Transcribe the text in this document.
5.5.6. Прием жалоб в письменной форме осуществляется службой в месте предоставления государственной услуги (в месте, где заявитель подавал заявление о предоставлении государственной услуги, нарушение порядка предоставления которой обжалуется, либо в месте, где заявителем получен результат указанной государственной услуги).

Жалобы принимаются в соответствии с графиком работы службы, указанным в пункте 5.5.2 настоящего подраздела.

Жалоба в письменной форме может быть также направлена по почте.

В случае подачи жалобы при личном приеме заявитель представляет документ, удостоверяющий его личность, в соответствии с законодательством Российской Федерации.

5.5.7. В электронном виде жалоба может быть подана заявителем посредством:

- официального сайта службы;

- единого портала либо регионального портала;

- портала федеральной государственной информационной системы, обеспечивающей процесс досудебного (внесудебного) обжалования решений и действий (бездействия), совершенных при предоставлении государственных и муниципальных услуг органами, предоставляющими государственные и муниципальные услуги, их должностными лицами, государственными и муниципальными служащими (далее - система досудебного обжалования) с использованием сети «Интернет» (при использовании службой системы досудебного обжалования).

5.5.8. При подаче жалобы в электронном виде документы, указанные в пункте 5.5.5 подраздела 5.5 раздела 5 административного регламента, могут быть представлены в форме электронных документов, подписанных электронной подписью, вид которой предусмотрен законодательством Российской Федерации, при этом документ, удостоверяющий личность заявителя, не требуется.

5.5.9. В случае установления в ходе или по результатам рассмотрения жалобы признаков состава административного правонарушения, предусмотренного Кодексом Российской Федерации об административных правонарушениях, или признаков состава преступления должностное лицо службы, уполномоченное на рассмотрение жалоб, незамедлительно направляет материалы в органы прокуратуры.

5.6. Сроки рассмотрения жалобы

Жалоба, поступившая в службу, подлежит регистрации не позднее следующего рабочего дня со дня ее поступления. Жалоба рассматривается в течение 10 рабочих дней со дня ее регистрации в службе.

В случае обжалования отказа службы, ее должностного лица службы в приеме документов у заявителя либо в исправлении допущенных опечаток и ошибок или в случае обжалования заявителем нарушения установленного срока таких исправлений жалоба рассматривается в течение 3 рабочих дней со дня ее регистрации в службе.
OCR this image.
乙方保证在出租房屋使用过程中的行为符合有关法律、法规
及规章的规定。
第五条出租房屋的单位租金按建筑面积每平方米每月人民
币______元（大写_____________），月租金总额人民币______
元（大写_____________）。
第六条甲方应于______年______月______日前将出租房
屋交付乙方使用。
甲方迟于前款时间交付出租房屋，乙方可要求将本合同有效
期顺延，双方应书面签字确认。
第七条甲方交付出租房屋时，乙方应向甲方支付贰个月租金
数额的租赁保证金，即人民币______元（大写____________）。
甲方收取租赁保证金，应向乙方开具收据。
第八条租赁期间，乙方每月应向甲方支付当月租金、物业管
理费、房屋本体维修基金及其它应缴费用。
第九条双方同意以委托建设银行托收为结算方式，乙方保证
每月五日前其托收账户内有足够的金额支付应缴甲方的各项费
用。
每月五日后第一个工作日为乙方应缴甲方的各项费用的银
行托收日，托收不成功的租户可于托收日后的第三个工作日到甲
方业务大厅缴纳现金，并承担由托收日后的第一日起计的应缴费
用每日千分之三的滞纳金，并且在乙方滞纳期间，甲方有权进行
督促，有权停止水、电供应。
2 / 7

Request
Give back each line above precisely as it stands.

Solution for this exercise
Transcribe the text in this document.
5.5.6. Прием жалоб в письменной форме осуществляется службой в месте предоставления государственной услуги (в месте, где заявитель подавал заявление о предоставлении государственной услуги, нарушение порядка предоставления которой обжалуется, либо в месте, где заявителем получен результат указанной государственной услуги).

Жалобы принимаются в соответствии с графиком работы службы, указанным в пункте 5.5.2 настоящего подраздела.

Жалоба в письменной форме может быть также направлена по почте.

В случае подачи жалобы при личном приеме заявитель представляет документ, удостоверяющий его личность, в соответствии с законодательством Российской Федерации.

5.5.7. В электронном виде жалоба может быть подана заявителем посредством:

- официального сайта службы;

- единого портала либо регионального портала;

- портала федеральной государственной информационной системы, обеспечивающей процесс досудебного (внесудебного) обжалования решений и действий (бездействия), совершенных при предоставлении государственных и муниципальных услуг органами, предоставляющими государственные и муниципальные услуги, их должностными лицами, государственными и муниципальными служащими (далее - система досудебного обжалования) с использованием сети «Интернет» (при использовании службой системы досудебного обжалования).

5.5.8. При подаче жалобы в электронном виде документы, указанные в пункте 5.5.5 подраздела 5.5 раздела 5 административного регламента, могут быть представлены в форме электронных документов, подписанных электронной подписью, вид которой предусмотрен законодательством Российской Федерации, при этом документ, удостоверяющий личность заявителя, не требуется.

5.5.9. В случае установления в ходе или по результатам рассмотрения жалобы признаков состава административного правонарушения, предусмотренного Кодексом Российской Федерации об административных правонарушениях, или признаков состава преступления должностное лицо службы, уполномоченное на рассмотрение жалоб, незамедлительно направляет материалы в органы прокуратуры.

5.6. Сроки рассмотрения жалобы

Жалоба, поступившая в службу, подлежит регистрации не позднее следующего рабочего дня со дня ее поступления. Жалоба рассматривается в течение 10 рабочих дней со дня ее регистрации в службе.

В случае обжалования отказа службы, ее должностного лица службы в приеме документов у заявителя либо в исправлении допущенных опечаток и ошибок или в случае обжалования заявителем нарушения установленного срока таких исправлений жалоба рассматривается в течение 3 рабочих дней со дня ее регистрации в службе.
OCR this image.
乙方保证在出租房屋使用过程中的行为符合有关法律、法规
及规章的规定。
第五条出租房屋的单位租金按建筑面积每平方米每月人民
币______元（大写_____________），月租金总额人民币______
元（大写_____________）。
第六条甲方应于______年______月______日前将出租房
屋交付乙方使用。
甲方迟于前款时间交付出租房屋，乙方可要求将本合同有效
期顺延，双方应书面签字确认。
第七条甲方交付出租房屋时，乙方应向甲方支付贰个月租金
数额的租赁保证金，即人民币______元（大写____________）。
甲方收取租赁保证金，应向乙方开具收据。
第八条租赁期间，乙方每月应向甲方支付当月租金、物业管
理费、房屋本体维修基金及其它应缴费用。
第九条双方同意以委托建设银行托收为结算方式，乙方保证
每月五日前其托收账户内有足够的金额支付应缴甲方的各项费
用。
每月五日后第一个工作日为乙方应缴甲方的各项费用的银
行托收日，托收不成功的租户可于托收日后的第三个工作日到甲
方业务大厅缴纳现金，并承担由托收日后的第一日起计的应缴费
用每日千分之三的滞纳金，并且在乙方滞纳期间，甲方有权进行
督促，有权停止水、电供应。
2 / 7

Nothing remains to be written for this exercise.